[start Dataset records]
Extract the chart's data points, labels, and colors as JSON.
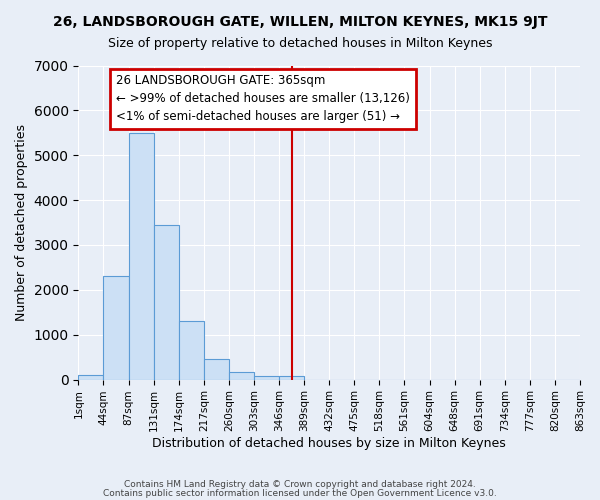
{
  "title": "26, LANDSBOROUGH GATE, WILLEN, MILTON KEYNES, MK15 9JT",
  "subtitle": "Size of property relative to detached houses in Milton Keynes",
  "xlabel": "Distribution of detached houses by size in Milton Keynes",
  "ylabel": "Number of detached properties",
  "bar_values": [
    100,
    2300,
    5500,
    3450,
    1300,
    460,
    175,
    90,
    90,
    0,
    0,
    0,
    0,
    0,
    0,
    0,
    0,
    0,
    0,
    0
  ],
  "x_labels": [
    "1sqm",
    "44sqm",
    "87sqm",
    "131sqm",
    "174sqm",
    "217sqm",
    "260sqm",
    "303sqm",
    "346sqm",
    "389sqm",
    "432sqm",
    "475sqm",
    "518sqm",
    "561sqm",
    "604sqm",
    "648sqm",
    "691sqm",
    "734sqm",
    "777sqm",
    "820sqm",
    "863sqm"
  ],
  "bar_color_fill": "#cce0f5",
  "bar_color_edge": "#5b9bd5",
  "ylim": [
    0,
    7000
  ],
  "red_line_x": 8.5,
  "red_line_color": "#cc0000",
  "annotation_text": "26 LANDSBOROUGH GATE: 365sqm\n← >99% of detached houses are smaller (13,126)\n<1% of semi-detached houses are larger (51) →",
  "annotation_box_color": "#cc0000",
  "background_color": "#e8eef7",
  "footer_line1": "Contains HM Land Registry data © Crown copyright and database right 2024.",
  "footer_line2": "Contains public sector information licensed under the Open Government Licence v3.0."
}
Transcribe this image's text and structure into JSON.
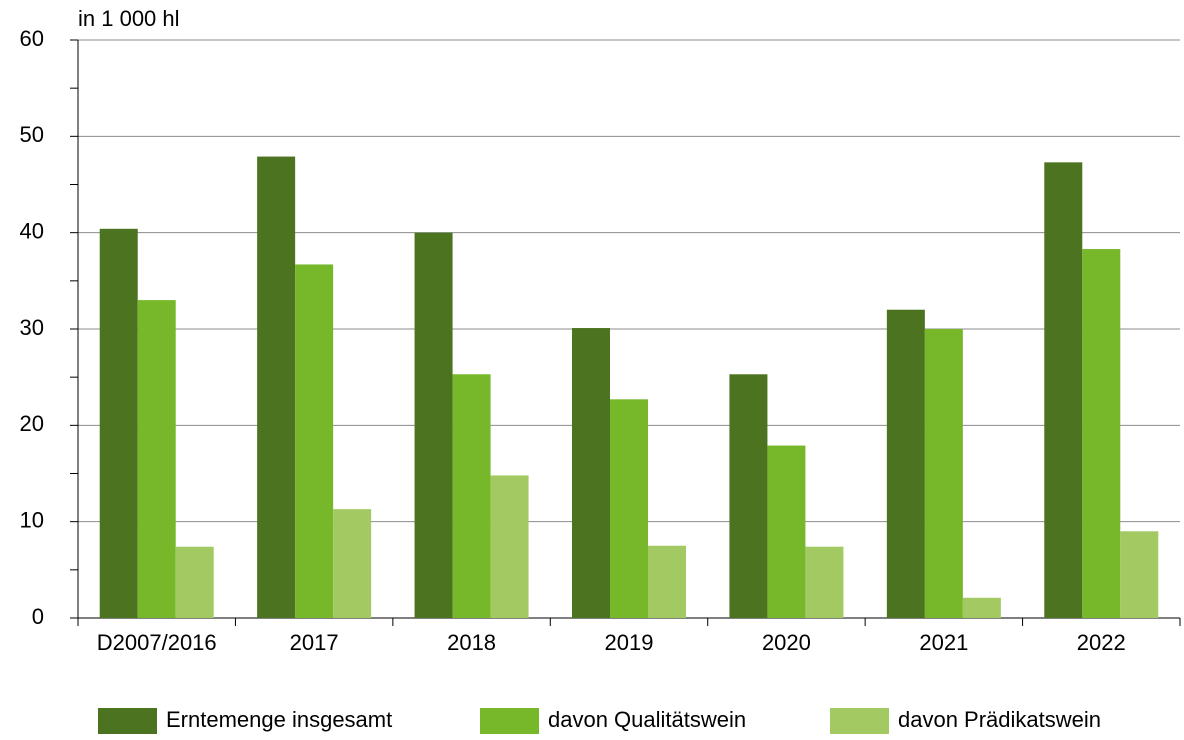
{
  "chart_data": {
    "type": "bar",
    "y_axis_label": "in 1 000 hl",
    "categories": [
      "D2007/2016",
      "2017",
      "2018",
      "2019",
      "2020",
      "2021",
      "2022"
    ],
    "series": [
      {
        "name": "Erntemenge insgesamt",
        "color": "#4b7320",
        "values": [
          40.4,
          47.9,
          40.0,
          30.1,
          25.3,
          32.0,
          47.3
        ]
      },
      {
        "name": "davon Qualitätswein",
        "color": "#76b82a",
        "values": [
          33.0,
          36.7,
          25.3,
          22.7,
          17.9,
          30.0,
          38.3
        ]
      },
      {
        "name": "davon Prädikatswein",
        "color": "#a3c963",
        "values": [
          7.4,
          11.3,
          14.8,
          7.5,
          7.4,
          2.1,
          9.0
        ]
      }
    ],
    "ylim": [
      0,
      60
    ],
    "yticks": [
      0,
      10,
      20,
      30,
      40,
      50,
      60
    ],
    "grid": true,
    "legend": "bottom"
  }
}
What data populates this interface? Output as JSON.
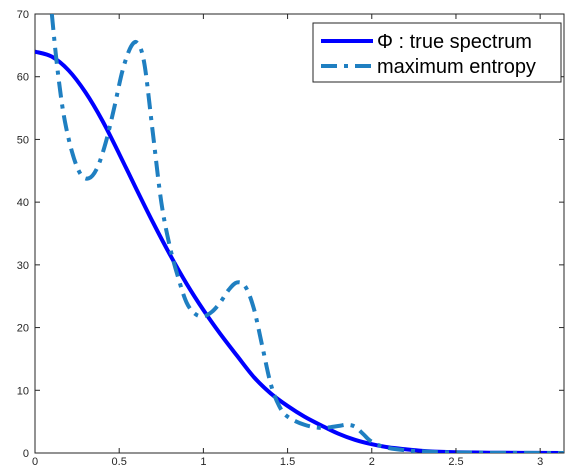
{
  "chart_data": {
    "type": "line",
    "title": "",
    "xlabel": "",
    "ylabel": "",
    "xlim": [
      0,
      3.1416
    ],
    "ylim": [
      0,
      70
    ],
    "grid": false,
    "legend_position": "top-right",
    "xticks": [
      0,
      0.5,
      1,
      1.5,
      2,
      2.5,
      3
    ],
    "xtick_labels": [
      "0",
      "0.5",
      "1",
      "1.5",
      "2",
      "2.5",
      "3"
    ],
    "yticks": [
      0,
      10,
      20,
      30,
      40,
      50,
      60,
      70
    ],
    "ytick_labels": [
      "0",
      "10",
      "20",
      "30",
      "40",
      "50",
      "60",
      "70"
    ],
    "series": [
      {
        "name": "Φ : true spectrum",
        "style": "solid",
        "color": "#0000ff",
        "x": [
          0,
          0.1,
          0.2,
          0.3,
          0.4,
          0.5,
          0.6,
          0.7,
          0.8,
          0.9,
          1.0,
          1.1,
          1.2,
          1.3,
          1.4,
          1.5,
          1.6,
          1.7,
          1.8,
          1.9,
          2.0,
          2.1,
          2.2,
          2.3,
          2.4,
          2.5,
          2.7,
          2.9,
          3.1416
        ],
        "y": [
          64.0,
          63.2,
          61.0,
          57.5,
          53.0,
          47.7,
          42.2,
          36.8,
          31.7,
          27.0,
          22.8,
          19.0,
          15.5,
          12.1,
          9.5,
          7.5,
          5.8,
          4.4,
          3.1,
          2.1,
          1.4,
          0.9,
          0.6,
          0.35,
          0.2,
          0.12,
          0.05,
          0.02,
          0.0
        ]
      },
      {
        "name": "maximum entropy",
        "style": "dash-dot",
        "color": "#1f7fc1",
        "x": [
          0.1,
          0.13,
          0.17,
          0.22,
          0.27,
          0.32,
          0.37,
          0.42,
          0.47,
          0.52,
          0.57,
          0.61,
          0.65,
          0.7,
          0.75,
          0.8,
          0.85,
          0.9,
          0.95,
          1.0,
          1.05,
          1.1,
          1.15,
          1.2,
          1.25,
          1.3,
          1.35,
          1.4,
          1.45,
          1.5,
          1.6,
          1.7,
          1.8,
          1.85,
          1.9,
          1.95,
          2.0,
          2.1,
          2.3,
          2.6,
          3.1416
        ],
        "y": [
          70.0,
          62.0,
          54.0,
          48.0,
          44.5,
          43.8,
          45.5,
          49.5,
          55.0,
          61.0,
          64.8,
          65.3,
          62.0,
          51.0,
          40.0,
          33.0,
          28.0,
          24.0,
          22.2,
          21.8,
          22.5,
          24.0,
          26.0,
          27.2,
          26.5,
          23.0,
          17.0,
          11.0,
          7.5,
          5.8,
          4.5,
          4.0,
          4.3,
          4.5,
          4.2,
          3.0,
          1.8,
          0.8,
          0.25,
          0.05,
          0.0
        ]
      }
    ]
  }
}
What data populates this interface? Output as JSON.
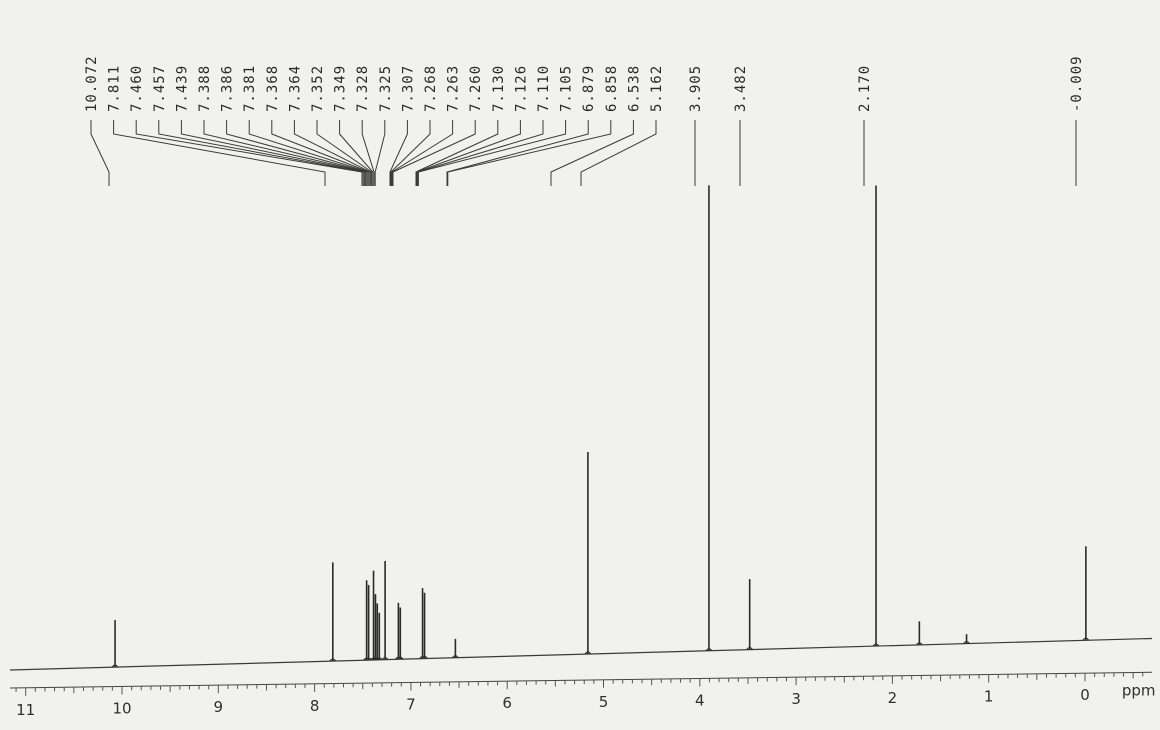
{
  "chart_data": {
    "type": "line",
    "title": "",
    "xlabel": "ppm",
    "ylabel": "",
    "xlim": [
      11,
      0
    ],
    "x_reversed": true,
    "grid": false,
    "x_ticks": [
      "11",
      "10",
      "9",
      "8",
      "7",
      "6",
      "5",
      "4",
      "3",
      "2",
      "1",
      "0"
    ],
    "peak_labels": [
      "10.072",
      "7.811",
      "7.460",
      "7.457",
      "7.439",
      "7.388",
      "7.386",
      "7.381",
      "7.368",
      "7.364",
      "7.352",
      "7.349",
      "7.328",
      "7.325",
      "7.307",
      "7.268",
      "7.263",
      "7.260",
      "7.130",
      "7.126",
      "7.110",
      "7.105",
      "6.879",
      "6.858",
      "6.538",
      "5.162",
      "3.905",
      "3.482",
      "2.170",
      "-0.009"
    ],
    "series": [
      {
        "peaks": [
          {
            "ppm": 10.072,
            "intensity": 0.1
          },
          {
            "ppm": 7.811,
            "intensity": 0.21
          },
          {
            "ppm": 7.46,
            "intensity": 0.17
          },
          {
            "ppm": 7.439,
            "intensity": 0.16
          },
          {
            "ppm": 7.388,
            "intensity": 0.19
          },
          {
            "ppm": 7.368,
            "intensity": 0.14
          },
          {
            "ppm": 7.349,
            "intensity": 0.12
          },
          {
            "ppm": 7.328,
            "intensity": 0.1
          },
          {
            "ppm": 7.268,
            "intensity": 0.21
          },
          {
            "ppm": 7.13,
            "intensity": 0.12
          },
          {
            "ppm": 7.11,
            "intensity": 0.11
          },
          {
            "ppm": 6.879,
            "intensity": 0.15
          },
          {
            "ppm": 6.858,
            "intensity": 0.14
          },
          {
            "ppm": 6.538,
            "intensity": 0.04
          },
          {
            "ppm": 5.162,
            "intensity": 0.43
          },
          {
            "ppm": 3.905,
            "intensity": 0.99
          },
          {
            "ppm": 3.482,
            "intensity": 0.15
          },
          {
            "ppm": 2.17,
            "intensity": 0.98
          },
          {
            "ppm": 1.72,
            "intensity": 0.05
          },
          {
            "ppm": 1.23,
            "intensity": 0.02
          },
          {
            "ppm": -0.009,
            "intensity": 0.2
          }
        ]
      }
    ]
  }
}
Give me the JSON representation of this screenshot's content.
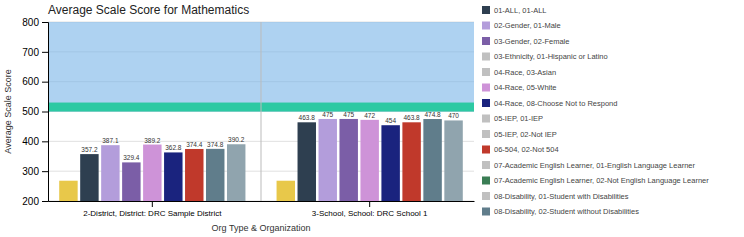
{
  "chart_data": {
    "type": "bar",
    "title": "Average Scale Score for Mathematics",
    "x_label": "Org Type & Organization",
    "y_label": "Average Scale Score",
    "categories": [
      "2-District, District: DRC Sample District",
      "3-School, School: DRC School 1"
    ],
    "series": [
      {
        "color": "#e8c84a",
        "values": [
          268,
          268
        ],
        "data_labels": false
      },
      {
        "color": "#2e3f50",
        "values": [
          357.2,
          463.8
        ],
        "data_labels": true
      },
      {
        "color": "#b39ddb",
        "values": [
          387.1,
          475
        ],
        "data_labels": true
      },
      {
        "color": "#7b5ea7",
        "values": [
          329.4,
          475
        ],
        "data_labels": true
      },
      {
        "color": "#ce93d8",
        "values": [
          389.2,
          472
        ],
        "data_labels": true
      },
      {
        "color": "#1a237e",
        "values": [
          362.8,
          454
        ],
        "data_labels": true
      },
      {
        "color": "#c0392b",
        "values": [
          374.4,
          463.8
        ],
        "data_labels": true
      },
      {
        "color": "#607d8b",
        "values": [
          374.8,
          474.8
        ],
        "data_labels": true
      },
      {
        "color": "#90a4ae",
        "values": [
          390.2,
          470
        ],
        "data_labels": true
      }
    ],
    "bands": [
      {
        "from": 500,
        "to": 800,
        "color": "#78b4e8"
      },
      {
        "from": 500,
        "to": 530,
        "color": "#1ec89a"
      }
    ],
    "legend_entries": [
      {
        "name": "01-ALL, 01-ALL",
        "color": "#2e3f50"
      },
      {
        "name": "02-Gender, 01-Male",
        "color": "#b39ddb"
      },
      {
        "name": "03-Gender, 02-Female",
        "color": "#7b5ea7"
      },
      {
        "name": "03-Ethnicity, 01-Hispanic or Latino",
        "color": "#c0c0c0"
      },
      {
        "name": "04-Race, 03-Asian",
        "color": "#c0c0c0"
      },
      {
        "name": "04-Race, 05-White",
        "color": "#ce93d8"
      },
      {
        "name": "04-Race, 08-Choose Not to Respond",
        "color": "#1a237e"
      },
      {
        "name": "05-IEP, 01-IEP",
        "color": "#c0c0c0"
      },
      {
        "name": "05-IEP, 02-Not IEP",
        "color": "#c0c0c0"
      },
      {
        "name": "06-504, 02-Not 504",
        "color": "#c0392b"
      },
      {
        "name": "07-Academic English Learner, 01-English Language Learner",
        "color": "#c0c0c0"
      },
      {
        "name": "07-Academic English Learner, 02-Not English Language Learner",
        "color": "#3a7d54"
      },
      {
        "name": "08-Disability, 01-Student with Disabilities",
        "color": "#c0c0c0"
      },
      {
        "name": "08-Disability, 02-Student without Disabilities",
        "color": "#607d8b"
      }
    ],
    "ylim": [
      200,
      800
    ],
    "yticks": [
      200,
      300,
      400,
      500,
      600,
      700,
      800
    ],
    "grid": true
  }
}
[end Dataset records]
■ Given instruction ■
Using the records above, pull out each line where the word "Academic" occurs.

■ Correct output ■
        "name": "07-Academic English Learner, 01-English Language Learner",
        "name": "07-Academic English Learner, 02-Not English Language Learner",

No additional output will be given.